* PROBLEM 1
Can you recast everything in the entries, from the start down to the line containing "x-tick-label: May <box>299", as a numbered list with the blank lines left out?

* QUOTED PASSAGE
3 phase inverter query?

I've worked with Siemens 420 series inverters for the last fifteen years and when I've needed to make changes or fit new units I still referred to notes I kept because there are so many variables that needed tweaking.

Martin P

Andrew,

I would take the opportunity to find out if the other identical unit has a rating plate/model number on it.

The last inverter to go pop on me was an ABB. That was switched via the inverter, was twice the rating of the motor and likely just got very tired and expired.

I stuck an oscilloscope on my lathe's built-in VFD (can't find the blurb, think it's an 'inexpensive' Delta) and the output looks like this:

It's an approximation of a 50Hz sine wave built of 5kHz pulses varied in amplitude. It's only 50Hz on average. Notice that the peak to peak voltage is 840V. Zooming in from 2.5mS to 250µS you can see the sharp internals better:

So my particular VFD is pretty grubby. At 50Hz the waveform is full of spikes and harmonics extending from the 5kHz base to VHF. When the motor windings are correctly connected, the winding inductances smooth the spikes and the motor 'sees' 50Hz. What happens when the motor windings aren't connected properly is up for grabs. The spiky waveform is liable to resonate and create very high voltages. It's not hard to imagine a situation where a mis-connected motor winding accidentally behaves like a car ignition coil. There the contact breaker pulses all the energy stored in a condenser into the coil, causing it to poke out 10kV or so at the top. Even more volts when a spark lead is disconnected. (Ouch. You can guess how I know...)

I'm sure that not all VFDs are as spiky as mine. I guess that many of the cheaper single motor units are as bad because the spikiness doesn't matter much provided they're wired up correctly. It's possible to clean up the output of a VFD and I reckon units designed to drive several motors do just that.

Dave

I backpedal on my earlier comments.

My IMO Cub inverter does allow switching between inverter outputs and the motor. In fact it says the following about uising a magnetic contactor for switching:

An MC can be used at both the power input and output sides of the inverter. At
each side, the MC works as described below. When inserted in the output
circuit of the inverter, an MC can also switch the motor drive power source
between the inverter output and commercial power lines.
■ At the power source side
Insert an MC in the power source side of the inverter in order to:
1) Forcibly cut off the inverter from the power source (generally,
commercial/factory power lines) with the protection function built into the
inverter, or with the terminal signal line.
2) Stop the inverter operation in an emergency when the inverter cannot
interpret the stop command due to internal/external circuit failures.
3) Cut off the inverter from the power source when the MCCB inserted in the
power source side cannot cut it off for maintenance or inspection purpose.

* WORKING DATA
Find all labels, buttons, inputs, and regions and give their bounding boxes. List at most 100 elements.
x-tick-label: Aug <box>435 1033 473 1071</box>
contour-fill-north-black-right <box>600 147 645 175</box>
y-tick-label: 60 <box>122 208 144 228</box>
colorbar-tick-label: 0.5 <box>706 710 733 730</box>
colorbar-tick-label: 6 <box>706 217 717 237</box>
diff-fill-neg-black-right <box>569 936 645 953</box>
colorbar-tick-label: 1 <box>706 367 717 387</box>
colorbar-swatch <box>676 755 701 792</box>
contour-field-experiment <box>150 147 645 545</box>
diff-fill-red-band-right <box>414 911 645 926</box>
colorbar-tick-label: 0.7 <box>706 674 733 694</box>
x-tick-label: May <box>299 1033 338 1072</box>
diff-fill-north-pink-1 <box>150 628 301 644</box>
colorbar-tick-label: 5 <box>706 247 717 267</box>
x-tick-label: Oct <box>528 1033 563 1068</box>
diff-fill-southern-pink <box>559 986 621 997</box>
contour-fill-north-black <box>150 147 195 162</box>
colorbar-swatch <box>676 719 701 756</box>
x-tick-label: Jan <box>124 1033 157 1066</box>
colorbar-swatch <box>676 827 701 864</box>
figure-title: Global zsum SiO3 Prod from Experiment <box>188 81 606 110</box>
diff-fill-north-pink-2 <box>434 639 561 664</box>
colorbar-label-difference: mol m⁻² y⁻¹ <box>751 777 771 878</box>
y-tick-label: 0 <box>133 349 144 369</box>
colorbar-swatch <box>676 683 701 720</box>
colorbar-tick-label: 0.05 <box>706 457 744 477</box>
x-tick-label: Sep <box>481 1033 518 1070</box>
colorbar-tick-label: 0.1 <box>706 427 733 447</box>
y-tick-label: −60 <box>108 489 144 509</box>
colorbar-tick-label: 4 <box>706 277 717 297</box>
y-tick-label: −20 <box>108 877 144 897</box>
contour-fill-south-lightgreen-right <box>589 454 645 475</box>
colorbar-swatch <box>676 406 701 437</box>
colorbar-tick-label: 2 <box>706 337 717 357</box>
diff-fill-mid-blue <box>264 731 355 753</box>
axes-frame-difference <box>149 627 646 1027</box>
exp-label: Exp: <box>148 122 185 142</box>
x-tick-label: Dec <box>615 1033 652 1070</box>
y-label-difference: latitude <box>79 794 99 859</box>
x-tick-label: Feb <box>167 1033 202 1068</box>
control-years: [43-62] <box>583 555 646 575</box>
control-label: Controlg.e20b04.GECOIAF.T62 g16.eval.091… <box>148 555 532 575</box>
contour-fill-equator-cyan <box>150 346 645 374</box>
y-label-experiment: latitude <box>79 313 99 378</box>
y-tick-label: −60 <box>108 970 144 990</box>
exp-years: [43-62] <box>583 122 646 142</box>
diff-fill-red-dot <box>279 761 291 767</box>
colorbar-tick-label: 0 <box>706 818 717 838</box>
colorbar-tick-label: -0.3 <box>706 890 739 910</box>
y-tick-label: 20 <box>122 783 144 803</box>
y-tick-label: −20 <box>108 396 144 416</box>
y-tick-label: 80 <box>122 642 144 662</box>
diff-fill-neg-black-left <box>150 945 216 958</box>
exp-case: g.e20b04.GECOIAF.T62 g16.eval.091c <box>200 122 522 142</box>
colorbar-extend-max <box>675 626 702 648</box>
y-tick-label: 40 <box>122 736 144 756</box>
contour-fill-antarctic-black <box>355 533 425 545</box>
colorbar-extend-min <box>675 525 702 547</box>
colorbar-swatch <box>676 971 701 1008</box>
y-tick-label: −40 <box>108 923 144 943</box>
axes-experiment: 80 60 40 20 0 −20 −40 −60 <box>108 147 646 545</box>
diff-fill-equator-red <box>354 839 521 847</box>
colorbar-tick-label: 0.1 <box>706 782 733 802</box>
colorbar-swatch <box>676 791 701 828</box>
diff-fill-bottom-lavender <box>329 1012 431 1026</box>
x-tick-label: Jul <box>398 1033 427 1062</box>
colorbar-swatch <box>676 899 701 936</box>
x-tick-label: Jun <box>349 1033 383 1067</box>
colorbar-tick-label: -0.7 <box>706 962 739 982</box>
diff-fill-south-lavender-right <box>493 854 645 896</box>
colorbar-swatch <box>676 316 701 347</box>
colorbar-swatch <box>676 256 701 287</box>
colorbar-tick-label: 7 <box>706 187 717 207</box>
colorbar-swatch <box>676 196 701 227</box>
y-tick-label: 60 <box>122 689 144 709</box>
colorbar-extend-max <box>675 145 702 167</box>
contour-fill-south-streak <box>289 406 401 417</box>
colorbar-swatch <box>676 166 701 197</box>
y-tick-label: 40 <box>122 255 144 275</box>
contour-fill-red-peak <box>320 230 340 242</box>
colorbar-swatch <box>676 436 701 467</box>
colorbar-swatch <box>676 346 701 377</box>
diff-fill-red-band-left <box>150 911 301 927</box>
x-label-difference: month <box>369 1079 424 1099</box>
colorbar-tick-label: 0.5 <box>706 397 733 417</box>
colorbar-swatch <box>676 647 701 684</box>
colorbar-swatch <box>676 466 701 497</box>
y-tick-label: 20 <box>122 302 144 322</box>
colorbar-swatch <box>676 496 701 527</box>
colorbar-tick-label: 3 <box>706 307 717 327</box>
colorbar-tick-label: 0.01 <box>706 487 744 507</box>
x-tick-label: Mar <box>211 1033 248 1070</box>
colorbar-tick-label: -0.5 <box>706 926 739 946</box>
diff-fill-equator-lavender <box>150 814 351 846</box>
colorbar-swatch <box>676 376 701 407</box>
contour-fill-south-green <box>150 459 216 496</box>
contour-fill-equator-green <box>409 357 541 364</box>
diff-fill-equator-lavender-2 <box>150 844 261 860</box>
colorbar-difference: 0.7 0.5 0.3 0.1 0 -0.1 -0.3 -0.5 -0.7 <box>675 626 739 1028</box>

* PROBLEM 2
Which inverter brands are named in the inverter thread?

* TASK OUTPUT 1
1. Find all labels, buttons, inputs, and regions and give their bounding boxes. List at most 100 elements.
2. x-tick-label: Aug <box>435 1033 473 1071</box>
3. contour-fill-north-black-right <box>600 147 645 175</box>
4. y-tick-label: 60 <box>122 208 144 228</box>
5. colorbar-tick-label: 0.5 <box>706 710 733 730</box>
6. colorbar-tick-label: 6 <box>706 217 717 237</box>
7. diff-fill-neg-black-right <box>569 936 645 953</box>
8. colorbar-tick-label: 1 <box>706 367 717 387</box>
9. colorbar-swatch <box>676 755 701 792</box>
10. contour-field-experiment <box>150 147 645 545</box>
11. diff-fill-red-band-right <box>414 911 645 926</box>
12. colorbar-tick-label: 0.7 <box>706 674 733 694</box>
13. x-tick-label: May <box>299 1033 338 1072</box>

* TASK OUTPUT 2
- Siemens
- ABB
- Delta
- IMO